* **Problem to work on**
Return every entry exactly as written.

* Begin *

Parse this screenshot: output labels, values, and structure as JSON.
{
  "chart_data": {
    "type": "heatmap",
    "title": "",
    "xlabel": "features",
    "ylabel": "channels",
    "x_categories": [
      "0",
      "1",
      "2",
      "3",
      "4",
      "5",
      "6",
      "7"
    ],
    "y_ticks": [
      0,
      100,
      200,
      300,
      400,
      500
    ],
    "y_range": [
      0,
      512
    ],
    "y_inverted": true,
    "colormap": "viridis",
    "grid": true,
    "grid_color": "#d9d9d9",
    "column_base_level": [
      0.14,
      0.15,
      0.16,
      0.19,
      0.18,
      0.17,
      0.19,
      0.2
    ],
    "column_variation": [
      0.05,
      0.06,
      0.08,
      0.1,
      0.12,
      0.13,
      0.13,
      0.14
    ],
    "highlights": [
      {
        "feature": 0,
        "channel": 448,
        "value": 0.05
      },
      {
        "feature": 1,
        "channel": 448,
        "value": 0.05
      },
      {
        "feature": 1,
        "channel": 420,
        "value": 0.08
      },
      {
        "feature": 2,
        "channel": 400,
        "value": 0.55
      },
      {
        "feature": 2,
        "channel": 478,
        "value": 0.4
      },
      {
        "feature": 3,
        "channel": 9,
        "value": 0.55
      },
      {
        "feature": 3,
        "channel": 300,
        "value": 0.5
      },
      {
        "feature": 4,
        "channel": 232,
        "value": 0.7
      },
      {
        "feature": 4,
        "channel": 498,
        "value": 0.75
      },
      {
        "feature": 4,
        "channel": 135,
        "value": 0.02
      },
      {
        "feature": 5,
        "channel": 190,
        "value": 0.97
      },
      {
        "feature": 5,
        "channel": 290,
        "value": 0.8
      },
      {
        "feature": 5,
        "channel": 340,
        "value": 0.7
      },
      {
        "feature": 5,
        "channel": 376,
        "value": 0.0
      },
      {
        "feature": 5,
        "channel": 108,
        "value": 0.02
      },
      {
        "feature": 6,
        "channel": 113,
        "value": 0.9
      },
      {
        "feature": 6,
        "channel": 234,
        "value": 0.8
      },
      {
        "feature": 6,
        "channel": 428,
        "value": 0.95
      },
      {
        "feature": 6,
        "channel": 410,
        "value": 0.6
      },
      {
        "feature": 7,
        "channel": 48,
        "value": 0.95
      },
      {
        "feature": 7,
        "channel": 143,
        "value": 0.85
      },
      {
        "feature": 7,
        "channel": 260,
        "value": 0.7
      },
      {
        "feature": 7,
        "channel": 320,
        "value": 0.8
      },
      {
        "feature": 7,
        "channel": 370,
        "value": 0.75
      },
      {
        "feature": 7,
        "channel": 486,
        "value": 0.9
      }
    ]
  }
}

* End *

* **Exercise answer**
Parse this screenshot: output labels, values, and structure as JSON.
{
  "chart_data": {
    "type": "heatmap",
    "title": "",
    "xlabel": "features",
    "ylabel": "channels",
    "x_categories": [
      "0",
      "1",
      "2",
      "3",
      "4",
      "5",
      "6",
      "7"
    ],
    "y_ticks": [
      0,
      100,
      200,
      300,
      400,
      500
    ],
    "y_range": [
      0,
      512
    ],
    "y_inverted": true,
    "colormap": "viridis",
    "grid": true,
    "grid_color": "#d9d9d9",
    "column_base_level": [
      0.14,
      0.15,
      0.16,
      0.19,
      0.18,
      0.17,
      0.19,
      0.2
    ],
    "column_variation": [
      0.05,
      0.06,
      0.08,
      0.1,
      0.12,
      0.13,
      0.13,
      0.14
    ],
    "highlights": [
      {
        "feature": 0,
        "channel": 448,
        "value": 0.05
      },
      {
        "feature": 1,
        "channel": 448,
        "value": 0.05
      },
      {
        "feature": 1,
        "channel": 420,
        "value": 0.08
      },
      {
        "feature": 2,
        "channel": 400,
        "value": 0.55
      },
      {
        "feature": 2,
        "channel": 478,
        "value": 0.4
      },
      {
        "feature": 3,
        "channel": 9,
        "value": 0.55
      },
      {
        "feature": 3,
        "channel": 300,
        "value": 0.5
      },
      {
        "feature": 4,
        "channel": 232,
        "value": 0.7
      },
      {
        "feature": 4,
        "channel": 498,
        "value": 0.75
      },
      {
        "feature": 4,
        "channel": 135,
        "value": 0.02
      },
      {
        "feature": 5,
        "channel": 190,
        "value": 0.97
      },
      {
        "feature": 5,
        "channel": 290,
        "value": 0.8
      },
      {
        "feature": 5,
        "channel": 340,
        "value": 0.7
      },
      {
        "feature": 5,
        "channel": 376,
        "value": 0.0
      },
      {
        "feature": 5,
        "channel": 108,
        "value": 0.02
      },
      {
        "feature": 6,
        "channel": 113,
        "value": 0.9
      },
      {
        "feature": 6,
        "channel": 234,
        "value": 0.8
      },
      {
        "feature": 6,
        "channel": 428,
        "value": 0.95
      },
      {
        "feature": 6,
        "channel": 410,
        "value": 0.6
      },
      {
        "feature": 7,
        "channel": 48,
        "value": 0.95
      },
      {
        "feature": 7,
        "channel": 143,
        "value": 0.85
      },
      {
        "feature": 7,
        "channel": 260,
        "value": 0.7
      },
      {
        "feature": 7,
        "channel": 320,
        "value": 0.8
      },
      {
        "feature": 7,
        "channel": 370,
        "value": 0.75
      },
      {
        "feature": 7,
        "channel": 486,
        "value": 0.9
      }
    ]
  }
}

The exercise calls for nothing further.